[Items from a dataset]
----------

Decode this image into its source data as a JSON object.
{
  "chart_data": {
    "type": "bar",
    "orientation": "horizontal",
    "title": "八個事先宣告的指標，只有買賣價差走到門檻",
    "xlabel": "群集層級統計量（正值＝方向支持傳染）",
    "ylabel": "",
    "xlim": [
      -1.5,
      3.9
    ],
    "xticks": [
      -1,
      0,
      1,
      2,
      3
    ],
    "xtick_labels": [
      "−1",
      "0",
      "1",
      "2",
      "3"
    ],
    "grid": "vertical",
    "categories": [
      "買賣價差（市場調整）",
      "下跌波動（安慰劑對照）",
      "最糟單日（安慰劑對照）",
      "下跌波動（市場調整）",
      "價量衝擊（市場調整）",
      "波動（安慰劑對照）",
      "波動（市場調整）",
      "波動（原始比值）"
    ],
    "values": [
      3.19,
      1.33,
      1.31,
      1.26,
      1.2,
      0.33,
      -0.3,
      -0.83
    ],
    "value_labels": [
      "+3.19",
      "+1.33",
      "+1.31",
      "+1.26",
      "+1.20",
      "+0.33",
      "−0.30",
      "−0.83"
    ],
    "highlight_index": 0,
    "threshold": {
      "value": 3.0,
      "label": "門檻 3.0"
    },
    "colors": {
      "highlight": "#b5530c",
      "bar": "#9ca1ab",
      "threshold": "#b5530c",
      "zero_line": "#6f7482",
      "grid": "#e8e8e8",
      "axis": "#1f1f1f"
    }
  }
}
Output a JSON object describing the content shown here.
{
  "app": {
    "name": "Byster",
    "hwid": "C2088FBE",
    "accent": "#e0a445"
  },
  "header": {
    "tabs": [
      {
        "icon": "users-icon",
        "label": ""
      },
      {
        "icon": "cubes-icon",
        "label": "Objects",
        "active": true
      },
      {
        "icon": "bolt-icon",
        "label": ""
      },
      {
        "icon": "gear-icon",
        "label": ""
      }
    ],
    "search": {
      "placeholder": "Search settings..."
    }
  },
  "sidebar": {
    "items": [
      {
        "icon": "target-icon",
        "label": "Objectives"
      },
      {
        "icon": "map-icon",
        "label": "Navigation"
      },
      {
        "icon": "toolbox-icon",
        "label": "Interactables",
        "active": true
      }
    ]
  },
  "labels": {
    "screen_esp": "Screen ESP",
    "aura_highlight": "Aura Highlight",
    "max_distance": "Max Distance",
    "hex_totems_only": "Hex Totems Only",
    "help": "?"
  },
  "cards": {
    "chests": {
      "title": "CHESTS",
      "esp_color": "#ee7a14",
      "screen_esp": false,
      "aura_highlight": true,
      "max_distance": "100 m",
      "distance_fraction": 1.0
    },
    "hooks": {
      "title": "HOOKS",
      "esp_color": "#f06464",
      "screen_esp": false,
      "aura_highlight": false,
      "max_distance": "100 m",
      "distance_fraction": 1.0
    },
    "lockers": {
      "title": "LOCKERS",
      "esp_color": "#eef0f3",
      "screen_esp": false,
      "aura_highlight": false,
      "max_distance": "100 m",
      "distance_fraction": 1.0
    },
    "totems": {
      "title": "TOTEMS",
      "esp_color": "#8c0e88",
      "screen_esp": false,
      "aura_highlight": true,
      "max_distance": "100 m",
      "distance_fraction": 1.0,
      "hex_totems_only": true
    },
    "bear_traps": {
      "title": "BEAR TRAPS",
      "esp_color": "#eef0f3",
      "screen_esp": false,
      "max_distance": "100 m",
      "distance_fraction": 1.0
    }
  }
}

----------

__To be done__.
Recite the full listing above exactly.

__Result for this exercise__.
Decode this image into its source data as a JSON object.
{
  "chart_data": {
    "type": "bar",
    "orientation": "horizontal",
    "title": "八個事先宣告的指標，只有買賣價差走到門檻",
    "xlabel": "群集層級統計量（正值＝方向支持傳染）",
    "ylabel": "",
    "xlim": [
      -1.5,
      3.9
    ],
    "xticks": [
      -1,
      0,
      1,
      2,
      3
    ],
    "xtick_labels": [
      "−1",
      "0",
      "1",
      "2",
      "3"
    ],
    "grid": "vertical",
    "categories": [
      "買賣價差（市場調整）",
      "下跌波動（安慰劑對照）",
      "最糟單日（安慰劑對照）",
      "下跌波動（市場調整）",
      "價量衝擊（市場調整）",
      "波動（安慰劑對照）",
      "波動（市場調整）",
      "波動（原始比值）"
    ],
    "values": [
      3.19,
      1.33,
      1.31,
      1.26,
      1.2,
      0.33,
      -0.3,
      -0.83
    ],
    "value_labels": [
      "+3.19",
      "+1.33",
      "+1.31",
      "+1.26",
      "+1.20",
      "+0.33",
      "−0.30",
      "−0.83"
    ],
    "highlight_index": 0,
    "threshold": {
      "value": 3.0,
      "label": "門檻 3.0"
    },
    "colors": {
      "highlight": "#b5530c",
      "bar": "#9ca1ab",
      "threshold": "#b5530c",
      "zero_line": "#6f7482",
      "grid": "#e8e8e8",
      "axis": "#1f1f1f"
    }
  }
}
Output a JSON object describing the content shown here.
{
  "app": {
    "name": "Byster",
    "hwid": "C2088FBE",
    "accent": "#e0a445"
  },
  "header": {
    "tabs": [
      {
        "icon": "users-icon",
        "label": ""
      },
      {
        "icon": "cubes-icon",
        "label": "Objects",
        "active": true
      },
      {
        "icon": "bolt-icon",
        "label": ""
      },
      {
        "icon": "gear-icon",
        "label": ""
      }
    ],
    "search": {
      "placeholder": "Search settings..."
    }
  },
  "sidebar": {
    "items": [
      {
        "icon": "target-icon",
        "label": "Objectives"
      },
      {
        "icon": "map-icon",
        "label": "Navigation"
      },
      {
        "icon": "toolbox-icon",
        "label": "Interactables",
        "active": true
      }
    ]
  },
  "labels": {
    "screen_esp": "Screen ESP",
    "aura_highlight": "Aura Highlight",
    "max_distance": "Max Distance",
    "hex_totems_only": "Hex Totems Only",
    "help": "?"
  },
  "cards": {
    "chests": {
      "title": "CHESTS",
      "esp_color": "#ee7a14",
      "screen_esp": false,
      "aura_highlight": true,
      "max_distance": "100 m",
      "distance_fraction": 1.0
    },
    "hooks": {
      "title": "HOOKS",
      "esp_color": "#f06464",
      "screen_esp": false,
      "aura_highlight": false,
      "max_distance": "100 m",
      "distance_fraction": 1.0
    },
    "lockers": {
      "title": "LOCKERS",
      "esp_color": "#eef0f3",
      "screen_esp": false,
      "aura_highlight": false,
      "max_distance": "100 m",
      "distance_fraction": 1.0
    },
    "totems": {
      "title": "TOTEMS",
      "esp_color": "#8c0e88",
      "screen_esp": false,
      "aura_highlight": true,
      "max_distance": "100 m",
      "distance_fraction": 1.0,
      "hex_totems_only": true
    },
    "bear_traps": {
      "title": "BEAR TRAPS",
      "esp_color": "#eef0f3",
      "screen_esp": false,
      "max_distance": "100 m",
      "distance_fraction": 1.0
    }
  }
}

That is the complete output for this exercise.